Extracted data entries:
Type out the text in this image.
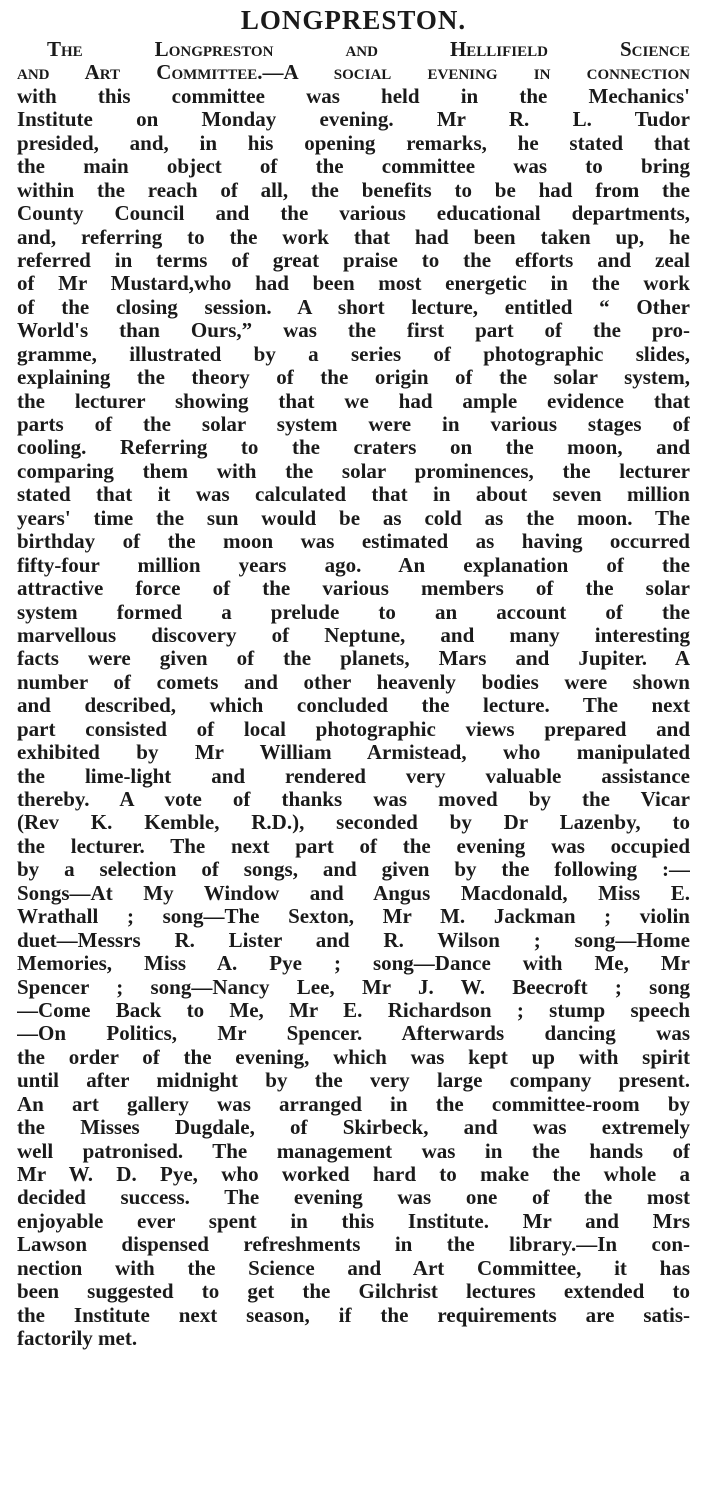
LONGPRESTON.
The Longpreston and Hellifield Science
and Art Committee.—A social evening in connection
with this committee was held in the Mechanics'
Institute on Monday evening. Mr R. L. Tudor
presided, and, in his opening remarks, he stated that
the main object of the committee was to bring
within the reach of all, the benefits to be had from the
County Council and the various educational departments,
and, referring to the work that had been taken up, he
referred in terms of great praise to the efforts and zeal
of Mr Mustard,who had been most energetic in the work
of the closing session. A short lecture, entitled “ Other
World's than Ours,” was the first part of the pro-
gramme, illustrated by a series of photographic slides,
explaining the theory of the origin of the solar system,
the lecturer showing that we had ample evidence that
parts of the solar system were in various stages of
cooling. Referring to the craters on the moon, and
comparing them with the solar prominences, the lecturer
stated that it was calculated that in about seven million
years' time the sun would be as cold as the moon. The
birthday of the moon was estimated as having occurred
fifty-four million years ago. An explanation of the
attractive force of the various members of the solar
system formed a prelude to an account of the
marvellous discovery of Neptune, and many interesting
facts were given of the planets, Mars and Jupiter. A
number of comets and other heavenly bodies were shown
and described, which concluded the lecture. The next
part consisted of local photographic views prepared and
exhibited by Mr William Armistead, who manipulated
the lime-light and rendered very valuable assistance
thereby. A vote of thanks was moved by the Vicar
(Rev K. Kemble, R.D.), seconded by Dr Lazenby, to
the lecturer. The next part of the evening was occupied
by a selection of songs, and given by the following :—
Songs—At My Window and Angus Macdonald, Miss E.
Wrathall ; song—The Sexton, Mr M. Jackman ; violin
duet—Messrs R. Lister and R. Wilson ; song—Home
Memories, Miss A. Pye ; song—Dance with Me, Mr
Spencer ; song—Nancy Lee, Mr J. W. Beecroft ; song
—Come Back to Me, Mr E. Richardson ; stump speech
—On Politics, Mr Spencer. Afterwards dancing was
the order of the evening, which was kept up with spirit
until after midnight by the very large company present.
An art gallery was arranged in the committee-room by
the Misses Dugdale, of Skirbeck, and was extremely
well patronised. The management was in the hands of
Mr W. D. Pye, who worked hard to make the whole a
decided success. The evening was one of the most
enjoyable ever spent in this Institute. Mr and Mrs
Lawson dispensed refreshments in the library.—In con-
nection with the Science and Art Committee, it has
been suggested to get the Gilchrist lectures extended to
the Institute next season, if the requirements are satis-
factorily met.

Stated goal:
Quote all the lines above exactly as given. Do not include the pictures.

Complete response:
Type out the text in this image.
LONGPRESTON.
The Longpreston and Hellifield Science
and Art Committee.—A social evening in connection
with this committee was held in the Mechanics'
Institute on Monday evening. Mr R. L. Tudor
presided, and, in his opening remarks, he stated that
the main object of the committee was to bring
within the reach of all, the benefits to be had from the
County Council and the various educational departments,
and, referring to the work that had been taken up, he
referred in terms of great praise to the efforts and zeal
of Mr Mustard,who had been most energetic in the work
of the closing session. A short lecture, entitled “ Other
World's than Ours,” was the first part of the pro-
gramme, illustrated by a series of photographic slides,
explaining the theory of the origin of the solar system,
the lecturer showing that we had ample evidence that
parts of the solar system were in various stages of
cooling. Referring to the craters on the moon, and
comparing them with the solar prominences, the lecturer
stated that it was calculated that in about seven million
years' time the sun would be as cold as the moon. The
birthday of the moon was estimated as having occurred
fifty-four million years ago. An explanation of the
attractive force of the various members of the solar
system formed a prelude to an account of the
marvellous discovery of Neptune, and many interesting
facts were given of the planets, Mars and Jupiter. A
number of comets and other heavenly bodies were shown
and described, which concluded the lecture. The next
part consisted of local photographic views prepared and
exhibited by Mr William Armistead, who manipulated
the lime-light and rendered very valuable assistance
thereby. A vote of thanks was moved by the Vicar
(Rev K. Kemble, R.D.), seconded by Dr Lazenby, to
the lecturer. The next part of the evening was occupied
by a selection of songs, and given by the following :—
Songs—At My Window and Angus Macdonald, Miss E.
Wrathall ; song—The Sexton, Mr M. Jackman ; violin
duet—Messrs R. Lister and R. Wilson ; song—Home
Memories, Miss A. Pye ; song—Dance with Me, Mr
Spencer ; song—Nancy Lee, Mr J. W. Beecroft ; song
—Come Back to Me, Mr E. Richardson ; stump speech
—On Politics, Mr Spencer. Afterwards dancing was
the order of the evening, which was kept up with spirit
until after midnight by the very large company present.
An art gallery was arranged in the committee-room by
the Misses Dugdale, of Skirbeck, and was extremely
well patronised. The management was in the hands of
Mr W. D. Pye, who worked hard to make the whole a
decided success. The evening was one of the most
enjoyable ever spent in this Institute. Mr and Mrs
Lawson dispensed refreshments in the library.—In con-
nection with the Science and Art Committee, it has
been suggested to get the Gilchrist lectures extended to
the Institute next season, if the requirements are satis-
factorily met.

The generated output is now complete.